(Stored records)

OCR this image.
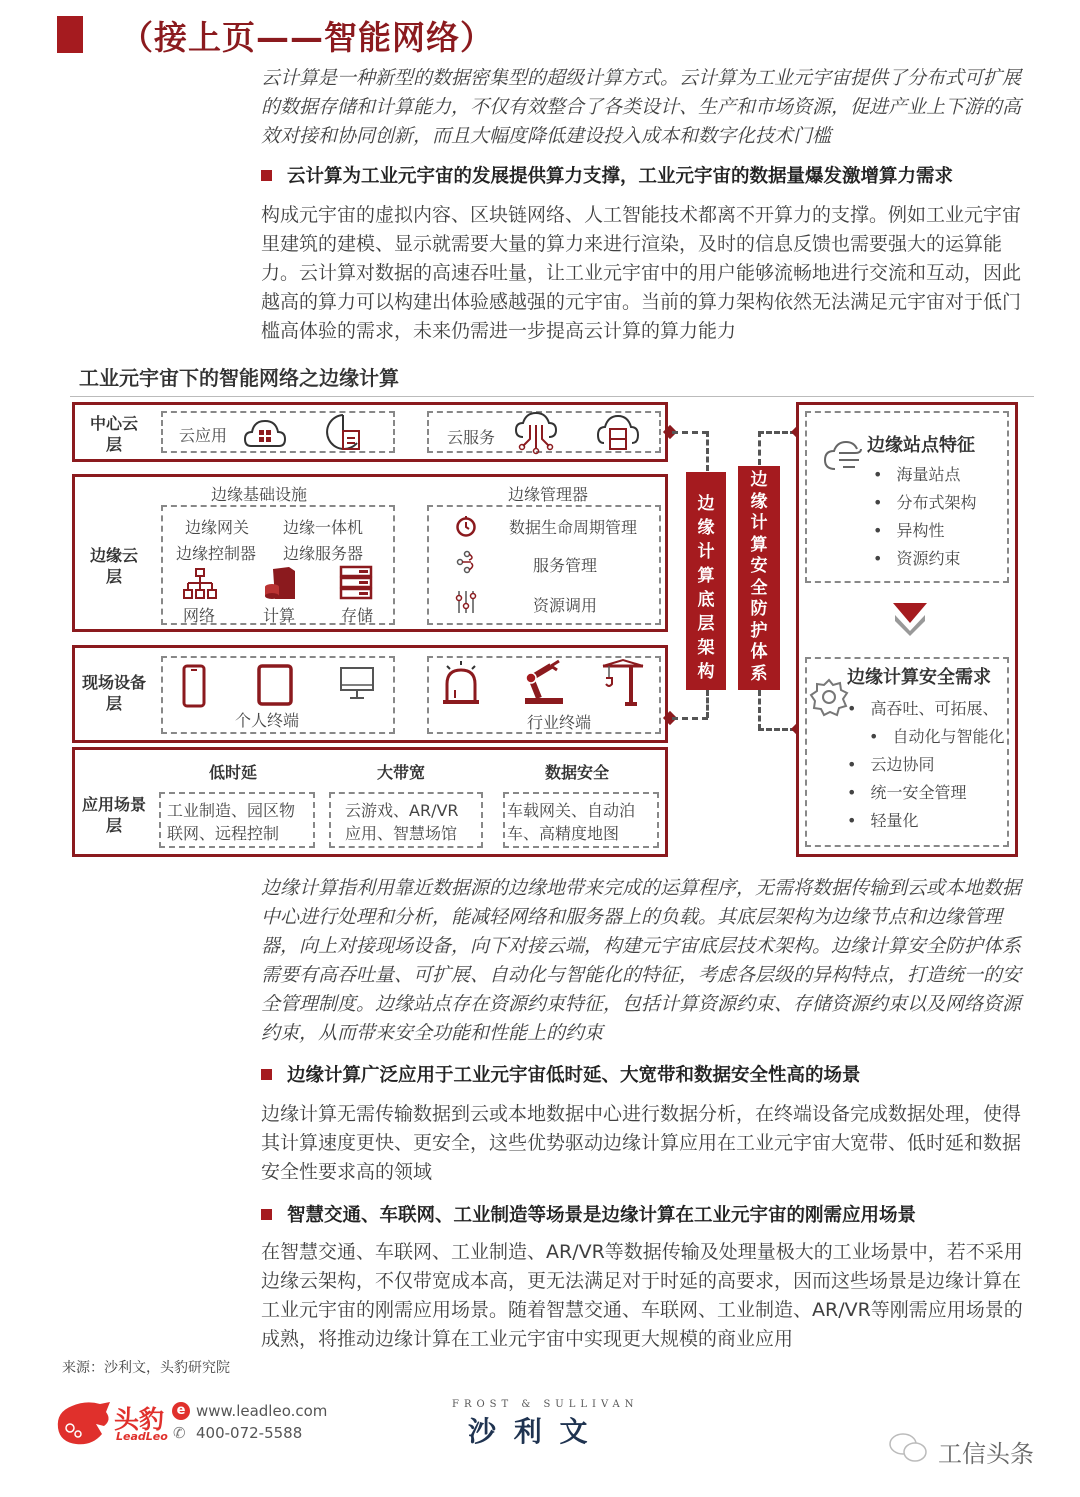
（接上页——智能网络）
云计算是一种新型的数据密集型的超级计算方式。云计算为工业元宇宙提供了分布式可扩展的数据存储和计算能力，不仅有效整合了各类设计、生产和市场资源，促进产业上下游的高效对接和协同创新，而且大幅度降低建设投入成本和数字化技术门槛
云计算为工业元宇宙的发展提供算力支撑，工业元宇宙的数据量爆发激增算力需求
构成元宇宙的虚拟内容、区块链网络、人工智能技术都离不开算力的支撑。例如工业元宇宙里建筑的建模、显示就需要大量的算力来进行渲染，及时的信息反馈也需要强大的运算能力。云计算对数据的高速吞吐量，让工业元宇宙中的用户能够流畅地进行交流和互动，因此越高的算力可以构建出体验感越强的元宇宙。当前的算力架构依然无法满足元宇宙对于低门槛高体验的需求，未来仍需进一步提高云计算的算力能力
工业元宇宙下的智能网络之边缘计算
中心云层	云应用	云服务
边缘云层
边缘基础设施
边缘网关 边缘一体机
边缘控制器 边缘服务器
网络	计算	存储
边缘管理器
数据生命周期管理
服务管理
资源调用
现场设备层
个人终端	行业终端
应用场景层
低时延
工业制造、园区物
联网、远程控制
大带宽
云游戏、AR/VR
应用、智慧场馆
数据安全
车载网关、自动泊
车、高精度地图
边
缘
计
算
底
层
架
构
边
缘
计
算
安
全
防
护
体
系
边缘站点特征
• 海量站点
• 分布式架构
• 异构性
• 资源约束
边缘计算安全需求
• 高吞吐、可拓展、
• 自动化与智能化
• 云边协同
• 统一安全管理
• 轻量化
边缘计算指利用靠近数据源的边缘地带来完成的运算程序，无需将数据传输到云或本地数据中心进行处理和分析，能减轻网络和服务器上的负载。其底层架构为边缘节点和边缘管理器，向上对接现场设备，向下对接云端，构建元宇宙底层技术架构。边缘计算安全防护体系需要有高吞吐量、可扩展、自动化与智能化的特征，考虑各层级的异构特点，打造统一的安全管理制度。边缘站点存在资源约束特征，包括计算资源约束、存储资源约束以及网络资源约束，从而带来安全功能和性能上的约束
边缘计算广泛应用于工业元宇宙低时延、大宽带和数据安全性高的场景
边缘计算无需传输数据到云或本地数据中心进行数据分析，在终端设备完成数据处理，使得其计算速度更快、更安全，这些优势驱动边缘计算应用在工业元宇宙大宽带、低时延和数据安全性要求高的领域
智慧交通、车联网、工业制造等场景是边缘计算在工业元宇宙的刚需应用场景
在智慧交通、车联网、工业制造、AR/VR等数据传输及处理量极大的工业场景中，若不采用边缘云架构，不仅带宽成本高，更无法满足对于时延的高要求，因而这些场景是边缘计算在工业元宇宙的刚需应用场景。随着智慧交通、车联网、工业制造、AR/VR等刚需应用场景的成熟，将推动边缘计算在工业元宇宙中实现更大规模的商业应用
来源：沙利文，头豹研究院
头豹
LeadLeo
e www.leadleo.com
✆ 400-072-5588
FROST & SULLIVAN
沙 利 文
工信头条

TASK TO CARRY OUT: Reproduce every line above as written, skipping pictures.

EXERCISE RESULT:
OCR this image.
（接上页——智能网络）
云计算是一种新型的数据密集型的超级计算方式。云计算为工业元宇宙提供了分布式可扩展的数据存储和计算能力，不仅有效整合了各类设计、生产和市场资源，促进产业上下游的高效对接和协同创新，而且大幅度降低建设投入成本和数字化技术门槛
云计算为工业元宇宙的发展提供算力支撑，工业元宇宙的数据量爆发激增算力需求
构成元宇宙的虚拟内容、区块链网络、人工智能技术都离不开算力的支撑。例如工业元宇宙里建筑的建模、显示就需要大量的算力来进行渲染，及时的信息反馈也需要强大的运算能力。云计算对数据的高速吞吐量，让工业元宇宙中的用户能够流畅地进行交流和互动，因此越高的算力可以构建出体验感越强的元宇宙。当前的算力架构依然无法满足元宇宙对于低门槛高体验的需求，未来仍需进一步提高云计算的算力能力
工业元宇宙下的智能网络之边缘计算
中心云层	云应用	云服务
边缘云层
边缘基础设施
边缘网关 边缘一体机
边缘控制器 边缘服务器
网络	计算	存储
边缘管理器
数据生命周期管理
服务管理
资源调用
现场设备层
个人终端	行业终端
应用场景层
低时延
工业制造、园区物
联网、远程控制
大带宽
云游戏、AR/VR
应用、智慧场馆
数据安全
车载网关、自动泊
车、高精度地图
边
缘
计
算
底
层
架
构
边
缘
计
算
安
全
防
护
体
系
边缘站点特征
• 海量站点
• 分布式架构
• 异构性
• 资源约束
边缘计算安全需求
• 高吞吐、可拓展、
• 自动化与智能化
• 云边协同
• 统一安全管理
• 轻量化
边缘计算指利用靠近数据源的边缘地带来完成的运算程序，无需将数据传输到云或本地数据中心进行处理和分析，能减轻网络和服务器上的负载。其底层架构为边缘节点和边缘管理器，向上对接现场设备，向下对接云端，构建元宇宙底层技术架构。边缘计算安全防护体系需要有高吞吐量、可扩展、自动化与智能化的特征，考虑各层级的异构特点，打造统一的安全管理制度。边缘站点存在资源约束特征，包括计算资源约束、存储资源约束以及网络资源约束，从而带来安全功能和性能上的约束
边缘计算广泛应用于工业元宇宙低时延、大宽带和数据安全性高的场景
边缘计算无需传输数据到云或本地数据中心进行数据分析，在终端设备完成数据处理，使得其计算速度更快、更安全，这些优势驱动边缘计算应用在工业元宇宙大宽带、低时延和数据安全性要求高的领域
智慧交通、车联网、工业制造等场景是边缘计算在工业元宇宙的刚需应用场景
在智慧交通、车联网、工业制造、AR/VR等数据传输及处理量极大的工业场景中，若不采用边缘云架构，不仅带宽成本高，更无法满足对于时延的高要求，因而这些场景是边缘计算在工业元宇宙的刚需应用场景。随着智慧交通、车联网、工业制造、AR/VR等刚需应用场景的成熟，将推动边缘计算在工业元宇宙中实现更大规模的商业应用
来源：沙利文，头豹研究院
头豹
LeadLeo
e www.leadleo.com
✆ 400-072-5588
FROST & SULLIVAN
沙 利 文
工信头条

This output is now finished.